_Page excerpt_

The crown prince says the kingdom has to be sufficiently “livable” both to satisfy young Saudis and to attract foreigners to work there. He also hopes to draw tourists, and announced on April 2 that the kingdom will relax visas for them. “I believe in the last three years, Saudi Arabia did more than in the last 30 years,” bin Salman says.

But the crown prince also fits into a larger global trend: authoritarianism. Bin Salman has taken even greater control of the Saudi media, and, in the judgment of members of a U.N. panel, has “arbitrarily” imprisoned 60 activists, journalists, academics and clerics since September. Saudi Arabia remains an absolute monarchy, the crown prince notes, adding that he has no plans to dilute his power in the coming 50 years that he might rule. “What we should focus on is the end, not the means,” he says. “If the means are taking us to that end, that good end, and everyone agrees on it, it will be good.” Bin Salman says he ultimately wants freedom of speech, improved employment, economic growth, security and stability for Saudi Arabia. And he says his absolutist approach is a better means to get it than the chaos that followed the Arab Spring elsewhere in the region.

The problem for Saudi Arabia, the region and the world is that the means are wreaking havoc in the meantime. In the name of standing up to Iran, bin Salman launched a 2015 air war in Yemen that has cost more than 10,000 lives, and devastated what was already the poorest country in the Arab world. Of the 16,749 bombing runs recorded since 2015 by the Yemen Data Project, an independent human-rights monitoring group, nearly a third targeted non­military sites. “You are waiting to die if you are here,” says Radhya Almutawakel of the Yemeni nonprofit Mwatana Organization for Human Rights, speaking by phone from Sana’a, the capital. The U.N. calls it “the worst man-made humanitarian disaster of our time.”

Annotated element listings:

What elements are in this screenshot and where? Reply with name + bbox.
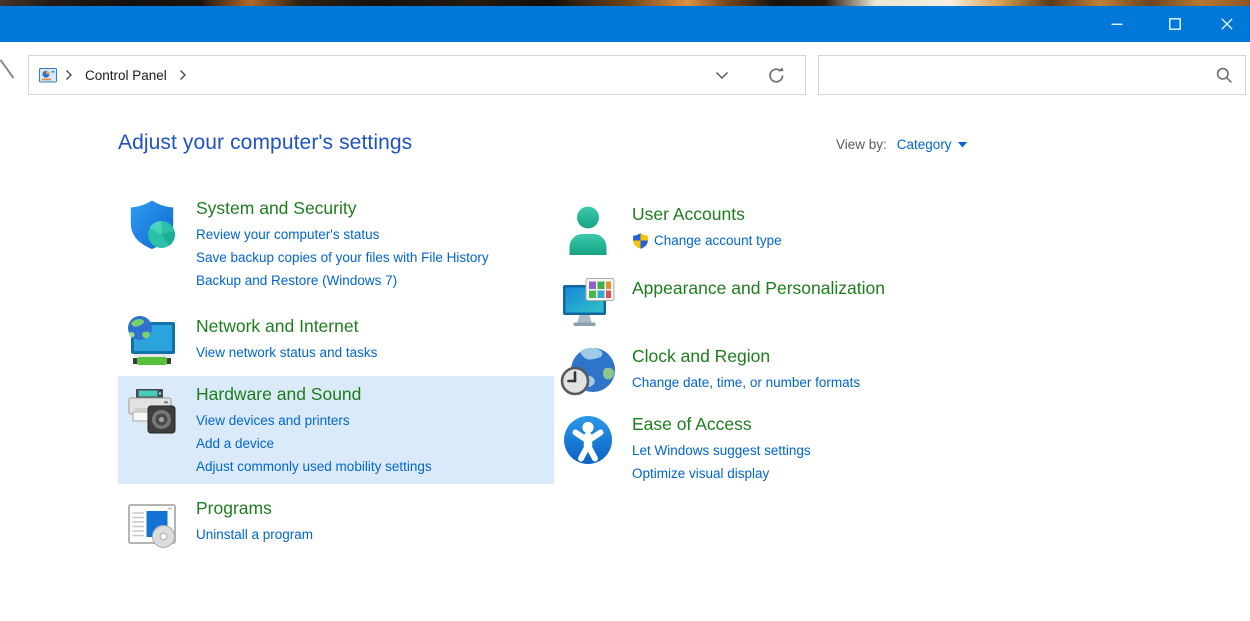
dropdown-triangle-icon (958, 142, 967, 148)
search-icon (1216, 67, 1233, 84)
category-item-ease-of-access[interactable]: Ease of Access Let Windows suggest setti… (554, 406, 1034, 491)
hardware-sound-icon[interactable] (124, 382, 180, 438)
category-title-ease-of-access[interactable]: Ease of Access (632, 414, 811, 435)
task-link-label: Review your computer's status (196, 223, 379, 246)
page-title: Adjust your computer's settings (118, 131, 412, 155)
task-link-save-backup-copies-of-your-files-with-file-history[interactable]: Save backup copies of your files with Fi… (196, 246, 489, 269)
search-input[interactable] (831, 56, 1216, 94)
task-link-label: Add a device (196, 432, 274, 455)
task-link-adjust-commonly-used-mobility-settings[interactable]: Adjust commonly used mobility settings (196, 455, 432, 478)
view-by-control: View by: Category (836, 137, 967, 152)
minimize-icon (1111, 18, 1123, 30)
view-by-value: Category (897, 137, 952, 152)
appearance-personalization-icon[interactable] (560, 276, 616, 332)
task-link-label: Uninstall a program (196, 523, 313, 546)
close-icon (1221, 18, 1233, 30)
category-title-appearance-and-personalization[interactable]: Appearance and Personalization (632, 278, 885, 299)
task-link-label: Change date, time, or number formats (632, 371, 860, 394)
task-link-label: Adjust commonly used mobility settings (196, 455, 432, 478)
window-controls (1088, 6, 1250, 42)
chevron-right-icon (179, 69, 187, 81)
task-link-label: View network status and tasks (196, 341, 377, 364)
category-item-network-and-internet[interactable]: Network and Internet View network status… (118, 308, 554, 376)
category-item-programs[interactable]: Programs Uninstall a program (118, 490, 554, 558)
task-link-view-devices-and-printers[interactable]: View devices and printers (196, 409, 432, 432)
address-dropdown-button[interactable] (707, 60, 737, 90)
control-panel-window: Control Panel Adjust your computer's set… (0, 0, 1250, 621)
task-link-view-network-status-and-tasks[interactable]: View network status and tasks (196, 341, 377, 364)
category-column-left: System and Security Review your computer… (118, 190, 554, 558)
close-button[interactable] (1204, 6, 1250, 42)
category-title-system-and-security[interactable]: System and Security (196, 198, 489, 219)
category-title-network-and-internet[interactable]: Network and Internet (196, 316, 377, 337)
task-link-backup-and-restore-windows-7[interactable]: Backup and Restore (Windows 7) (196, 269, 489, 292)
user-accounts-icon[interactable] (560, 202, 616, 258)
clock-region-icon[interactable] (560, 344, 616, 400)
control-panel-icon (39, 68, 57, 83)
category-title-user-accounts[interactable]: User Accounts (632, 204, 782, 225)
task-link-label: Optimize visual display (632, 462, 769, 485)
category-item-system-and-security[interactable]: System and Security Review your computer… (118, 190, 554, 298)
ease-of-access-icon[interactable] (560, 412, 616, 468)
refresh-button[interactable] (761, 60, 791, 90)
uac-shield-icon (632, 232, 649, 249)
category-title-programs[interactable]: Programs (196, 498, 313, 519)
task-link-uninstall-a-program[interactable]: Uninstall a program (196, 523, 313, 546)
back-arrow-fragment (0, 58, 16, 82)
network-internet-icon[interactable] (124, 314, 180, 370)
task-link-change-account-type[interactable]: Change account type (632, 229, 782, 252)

_Exercise tasks_
a) Answer these questions about the passage on Saudi Arabia's crown prince:
(i) On what date did the crown prince announce that the kingdom will relax visas for tourists?
(ii) According to members of a U.N. panel, how many activists, journalists, academics and clerics has bin Salman imprisoned since September?
(iii) What share of the bombing runs recorded by the Yemen Data Project targeted nonmilitary sites?
b) In the passage on Saudi Arabia's crown prince, what does bin Salman say he ultimately wants for Saudi Arabia? List every item.
c) Pick up the passage on Saudi Arabia's crown prince after its final sentence and keep writing it.

_Answers_
a)
(i) April 2
(ii) 60
(iii) Nearly a third

b)
- Freedom of speech
- Improved employment
- Economic growth
- Security
- Stability

c)
Bin Salman remains resolute. Al­though he told TIME he does not rule out sending ground troops, his priority is that the war remain painless for Saudis. “We want to be assured that whatever happens, the Saudi people shouldn’t feel it,” he says. “The economy shouldn’t be harmed or even feel it. So we are trying to be sure that we are far away from whatever escalation happens.” The White House so far is happy to play a supporting role in the Yemen war, providing intelligence, midair refueling and billions of dollars of munitions.

Houthi fighters inspect the site of a reported airstrike by the Saudi-led coalition that targeted Yemen’s presidential palace in Sana‘a on Dec. 5 (Mohammed Huwais—AFP/Getty Images)
Houthi fighters inspect the site of a reported airstrike by the Saudi-led coalition that targeted Yemen’s presidential palace in Sana‘a on Dec. 5
Mohammed Huwais—AFP/Getty Images

For decades, “stability” was what the U.S. expected Saudi Arabia to provide in the Middle East. But if anything the rapprochement with the White House has emboldened the new regime. Shortly after Trump departed Riyadh from his first foreign visit last May, the Saudis stunned the world by launching a blockade on Qatar. In November, bin Salman appeared to make a hostage of Lebanon’s Prime Minister Saad Hariri for more than two weeks, after Hariri announced his resignation in a late-night video during a trip to Riyadh. Amid regional and global uproar, the Lebanese leader returned to Beirut and recanted his resignation days later.

The ultimate target in all these adventures was Iran, which arms the largely Shi‘ite Houthis in Yemen, has warm relations with Qatar and plays a central role in Lebanese politics. It is also the great rival of Saudi Arabia both for regional power and leadership of the Muslim world. Bin Salman calls Iran the source of every ill in the Middle East—including, to many scholars’ astonishment, religious extremism in Saudi Arabia. The crown prince dates this extremism to 1979, the year Sunni radicals stormed the holiest site in Islam, the Grand Mosque at Mecca, and called for the overthrow of the House of Saud on the grounds of insufficient piety. In bin Salman’s improbable telling, the zealots were inspired by the Islamic revolution that had installed a theocracy in Iran a few months earlier.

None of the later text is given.